Task input:

* * * * * * *

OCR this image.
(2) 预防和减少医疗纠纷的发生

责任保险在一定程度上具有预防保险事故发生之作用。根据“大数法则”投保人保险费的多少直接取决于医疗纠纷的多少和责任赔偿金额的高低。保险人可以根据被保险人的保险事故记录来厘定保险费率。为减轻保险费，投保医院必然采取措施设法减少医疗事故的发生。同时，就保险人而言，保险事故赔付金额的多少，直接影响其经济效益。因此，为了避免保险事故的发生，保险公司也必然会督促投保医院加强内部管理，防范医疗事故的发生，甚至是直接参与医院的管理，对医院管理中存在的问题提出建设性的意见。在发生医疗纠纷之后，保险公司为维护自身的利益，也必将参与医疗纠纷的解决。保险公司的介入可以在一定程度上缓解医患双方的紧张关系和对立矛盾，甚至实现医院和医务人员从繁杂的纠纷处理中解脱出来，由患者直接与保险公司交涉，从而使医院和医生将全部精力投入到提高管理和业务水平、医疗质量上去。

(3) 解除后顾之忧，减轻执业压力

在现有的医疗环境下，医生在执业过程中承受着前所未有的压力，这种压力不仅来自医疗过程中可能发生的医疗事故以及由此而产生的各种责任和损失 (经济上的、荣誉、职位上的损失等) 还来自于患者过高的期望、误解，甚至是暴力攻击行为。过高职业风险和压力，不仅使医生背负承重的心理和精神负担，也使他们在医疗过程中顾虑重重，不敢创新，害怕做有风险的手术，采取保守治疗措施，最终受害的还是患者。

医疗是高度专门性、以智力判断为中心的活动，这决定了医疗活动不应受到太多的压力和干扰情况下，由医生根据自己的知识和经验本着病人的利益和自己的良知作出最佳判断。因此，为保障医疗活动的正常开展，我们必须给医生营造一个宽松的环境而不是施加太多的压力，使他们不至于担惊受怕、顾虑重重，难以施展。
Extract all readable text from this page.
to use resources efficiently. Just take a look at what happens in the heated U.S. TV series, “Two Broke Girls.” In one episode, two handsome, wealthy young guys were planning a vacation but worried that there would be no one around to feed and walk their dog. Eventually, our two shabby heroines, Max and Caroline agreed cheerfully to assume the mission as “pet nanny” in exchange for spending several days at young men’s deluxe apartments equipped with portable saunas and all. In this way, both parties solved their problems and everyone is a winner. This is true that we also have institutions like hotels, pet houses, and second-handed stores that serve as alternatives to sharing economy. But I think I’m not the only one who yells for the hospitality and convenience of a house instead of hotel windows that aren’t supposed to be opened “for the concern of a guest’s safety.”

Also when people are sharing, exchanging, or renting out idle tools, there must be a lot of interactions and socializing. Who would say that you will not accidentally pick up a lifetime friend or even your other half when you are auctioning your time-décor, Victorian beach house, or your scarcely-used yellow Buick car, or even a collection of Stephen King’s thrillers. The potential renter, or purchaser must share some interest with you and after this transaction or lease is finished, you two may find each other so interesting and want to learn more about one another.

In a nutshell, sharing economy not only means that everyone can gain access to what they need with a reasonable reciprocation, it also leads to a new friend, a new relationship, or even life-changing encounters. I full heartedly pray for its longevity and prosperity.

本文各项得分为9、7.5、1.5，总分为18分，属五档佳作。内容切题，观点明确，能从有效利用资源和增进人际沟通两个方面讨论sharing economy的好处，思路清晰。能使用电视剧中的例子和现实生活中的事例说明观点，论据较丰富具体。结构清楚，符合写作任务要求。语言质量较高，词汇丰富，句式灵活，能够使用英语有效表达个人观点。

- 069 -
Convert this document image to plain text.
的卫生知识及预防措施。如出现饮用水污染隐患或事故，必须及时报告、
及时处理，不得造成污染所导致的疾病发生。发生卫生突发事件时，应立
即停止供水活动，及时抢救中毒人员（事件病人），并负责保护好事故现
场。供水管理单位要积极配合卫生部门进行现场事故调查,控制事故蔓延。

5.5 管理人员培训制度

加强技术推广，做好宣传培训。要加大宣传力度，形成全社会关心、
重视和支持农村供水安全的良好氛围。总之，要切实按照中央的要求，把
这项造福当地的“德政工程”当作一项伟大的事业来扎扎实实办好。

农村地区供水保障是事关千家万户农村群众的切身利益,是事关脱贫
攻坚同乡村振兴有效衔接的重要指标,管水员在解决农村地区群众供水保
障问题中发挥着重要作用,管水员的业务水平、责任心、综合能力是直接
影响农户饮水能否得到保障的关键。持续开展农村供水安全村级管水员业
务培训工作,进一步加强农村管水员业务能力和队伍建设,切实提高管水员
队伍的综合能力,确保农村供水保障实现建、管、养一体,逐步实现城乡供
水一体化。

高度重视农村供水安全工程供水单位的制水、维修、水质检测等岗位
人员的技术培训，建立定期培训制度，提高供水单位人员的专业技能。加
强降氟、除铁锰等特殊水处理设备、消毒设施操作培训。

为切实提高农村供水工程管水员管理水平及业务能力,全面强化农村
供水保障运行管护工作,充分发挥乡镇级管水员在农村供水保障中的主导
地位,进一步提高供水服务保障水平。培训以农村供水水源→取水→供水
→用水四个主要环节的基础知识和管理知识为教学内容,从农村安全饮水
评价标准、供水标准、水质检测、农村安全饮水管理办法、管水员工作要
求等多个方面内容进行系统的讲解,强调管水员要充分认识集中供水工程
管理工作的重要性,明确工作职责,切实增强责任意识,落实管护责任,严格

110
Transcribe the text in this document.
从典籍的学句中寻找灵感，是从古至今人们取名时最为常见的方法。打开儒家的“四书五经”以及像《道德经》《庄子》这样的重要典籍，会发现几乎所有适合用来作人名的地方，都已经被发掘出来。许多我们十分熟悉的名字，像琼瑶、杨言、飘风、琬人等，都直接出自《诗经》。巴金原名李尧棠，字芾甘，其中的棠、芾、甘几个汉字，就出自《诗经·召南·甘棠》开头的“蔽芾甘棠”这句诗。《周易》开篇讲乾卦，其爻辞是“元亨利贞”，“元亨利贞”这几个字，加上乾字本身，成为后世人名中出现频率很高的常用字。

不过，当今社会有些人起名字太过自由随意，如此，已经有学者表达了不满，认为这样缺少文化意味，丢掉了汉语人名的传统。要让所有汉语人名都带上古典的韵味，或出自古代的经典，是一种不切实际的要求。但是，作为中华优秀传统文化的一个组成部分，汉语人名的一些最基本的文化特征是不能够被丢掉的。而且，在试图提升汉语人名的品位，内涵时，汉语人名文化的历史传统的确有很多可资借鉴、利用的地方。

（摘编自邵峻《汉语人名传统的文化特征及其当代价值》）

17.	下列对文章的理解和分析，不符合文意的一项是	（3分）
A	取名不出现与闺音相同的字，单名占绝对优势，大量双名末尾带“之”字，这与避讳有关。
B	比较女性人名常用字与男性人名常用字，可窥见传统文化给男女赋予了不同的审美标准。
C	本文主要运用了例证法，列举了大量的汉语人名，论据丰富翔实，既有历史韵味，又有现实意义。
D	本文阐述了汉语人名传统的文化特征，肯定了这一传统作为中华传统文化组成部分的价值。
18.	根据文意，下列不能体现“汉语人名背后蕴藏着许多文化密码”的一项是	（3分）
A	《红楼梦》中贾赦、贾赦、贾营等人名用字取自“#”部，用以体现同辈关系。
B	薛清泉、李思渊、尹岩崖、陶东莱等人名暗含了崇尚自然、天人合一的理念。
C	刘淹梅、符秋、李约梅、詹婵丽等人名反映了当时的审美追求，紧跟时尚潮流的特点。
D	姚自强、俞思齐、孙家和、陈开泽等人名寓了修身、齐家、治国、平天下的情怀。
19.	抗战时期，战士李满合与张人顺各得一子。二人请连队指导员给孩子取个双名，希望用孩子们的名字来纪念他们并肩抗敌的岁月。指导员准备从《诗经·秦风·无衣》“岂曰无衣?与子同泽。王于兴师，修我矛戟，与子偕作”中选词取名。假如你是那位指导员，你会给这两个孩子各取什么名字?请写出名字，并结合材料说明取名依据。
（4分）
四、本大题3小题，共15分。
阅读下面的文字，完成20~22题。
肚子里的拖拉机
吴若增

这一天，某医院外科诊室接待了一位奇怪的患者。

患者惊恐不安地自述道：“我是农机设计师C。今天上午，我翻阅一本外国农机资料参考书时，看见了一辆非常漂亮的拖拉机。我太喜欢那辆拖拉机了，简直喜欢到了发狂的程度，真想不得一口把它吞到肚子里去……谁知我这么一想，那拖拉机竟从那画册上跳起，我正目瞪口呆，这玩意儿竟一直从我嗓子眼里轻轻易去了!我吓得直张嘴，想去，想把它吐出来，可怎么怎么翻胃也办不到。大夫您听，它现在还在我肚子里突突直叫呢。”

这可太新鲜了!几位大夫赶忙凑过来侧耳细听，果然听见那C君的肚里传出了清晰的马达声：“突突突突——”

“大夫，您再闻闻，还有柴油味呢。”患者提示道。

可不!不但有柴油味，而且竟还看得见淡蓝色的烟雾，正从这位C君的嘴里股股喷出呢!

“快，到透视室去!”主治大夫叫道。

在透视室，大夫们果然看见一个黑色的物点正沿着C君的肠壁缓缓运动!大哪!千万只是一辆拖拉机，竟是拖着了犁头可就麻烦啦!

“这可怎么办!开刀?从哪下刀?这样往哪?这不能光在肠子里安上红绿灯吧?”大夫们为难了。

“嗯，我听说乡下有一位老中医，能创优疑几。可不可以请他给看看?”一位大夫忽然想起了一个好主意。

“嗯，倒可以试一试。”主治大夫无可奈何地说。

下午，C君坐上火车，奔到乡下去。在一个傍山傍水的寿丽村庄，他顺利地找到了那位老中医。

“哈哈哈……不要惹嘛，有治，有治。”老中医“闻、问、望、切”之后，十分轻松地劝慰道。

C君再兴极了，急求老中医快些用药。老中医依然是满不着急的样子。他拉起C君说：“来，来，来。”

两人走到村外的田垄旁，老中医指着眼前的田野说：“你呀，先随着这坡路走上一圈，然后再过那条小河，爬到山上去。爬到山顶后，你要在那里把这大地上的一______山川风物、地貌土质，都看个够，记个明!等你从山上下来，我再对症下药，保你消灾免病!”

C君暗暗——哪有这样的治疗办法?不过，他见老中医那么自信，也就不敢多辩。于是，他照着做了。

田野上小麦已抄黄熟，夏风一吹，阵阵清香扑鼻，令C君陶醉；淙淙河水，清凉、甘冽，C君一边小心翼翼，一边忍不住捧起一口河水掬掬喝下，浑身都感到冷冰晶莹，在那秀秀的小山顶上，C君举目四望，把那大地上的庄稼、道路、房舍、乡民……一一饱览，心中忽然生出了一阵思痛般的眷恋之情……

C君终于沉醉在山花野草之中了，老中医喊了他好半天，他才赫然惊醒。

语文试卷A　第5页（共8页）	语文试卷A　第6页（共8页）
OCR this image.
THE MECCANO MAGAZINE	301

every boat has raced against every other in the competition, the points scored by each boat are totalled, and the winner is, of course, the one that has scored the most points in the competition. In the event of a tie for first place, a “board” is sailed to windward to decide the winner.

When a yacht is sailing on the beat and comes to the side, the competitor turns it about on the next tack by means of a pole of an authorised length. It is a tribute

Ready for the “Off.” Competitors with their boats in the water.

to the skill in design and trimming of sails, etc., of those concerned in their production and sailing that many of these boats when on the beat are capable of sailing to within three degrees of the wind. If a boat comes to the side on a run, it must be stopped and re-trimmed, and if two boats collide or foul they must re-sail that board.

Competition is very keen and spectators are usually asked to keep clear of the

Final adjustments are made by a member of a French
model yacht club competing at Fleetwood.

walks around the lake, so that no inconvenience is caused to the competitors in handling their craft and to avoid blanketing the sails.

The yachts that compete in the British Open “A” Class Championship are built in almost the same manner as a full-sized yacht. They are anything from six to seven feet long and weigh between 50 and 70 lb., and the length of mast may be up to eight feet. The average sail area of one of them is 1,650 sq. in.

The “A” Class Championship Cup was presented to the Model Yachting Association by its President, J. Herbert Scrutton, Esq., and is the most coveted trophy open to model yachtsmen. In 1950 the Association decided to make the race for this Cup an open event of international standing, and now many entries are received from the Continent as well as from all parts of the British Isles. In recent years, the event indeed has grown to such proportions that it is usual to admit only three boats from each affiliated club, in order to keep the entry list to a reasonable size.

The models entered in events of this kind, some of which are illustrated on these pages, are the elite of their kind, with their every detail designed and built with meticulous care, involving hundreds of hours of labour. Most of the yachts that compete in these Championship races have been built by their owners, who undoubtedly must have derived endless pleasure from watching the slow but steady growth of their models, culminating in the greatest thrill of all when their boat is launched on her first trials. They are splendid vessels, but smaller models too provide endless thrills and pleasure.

* * * * * * *

Lines of the material that contain the word "text" are to be gathered.

Finished task:
Extract all readable text from this page.
Convert this document image to plain text.
Transcribe the text in this document.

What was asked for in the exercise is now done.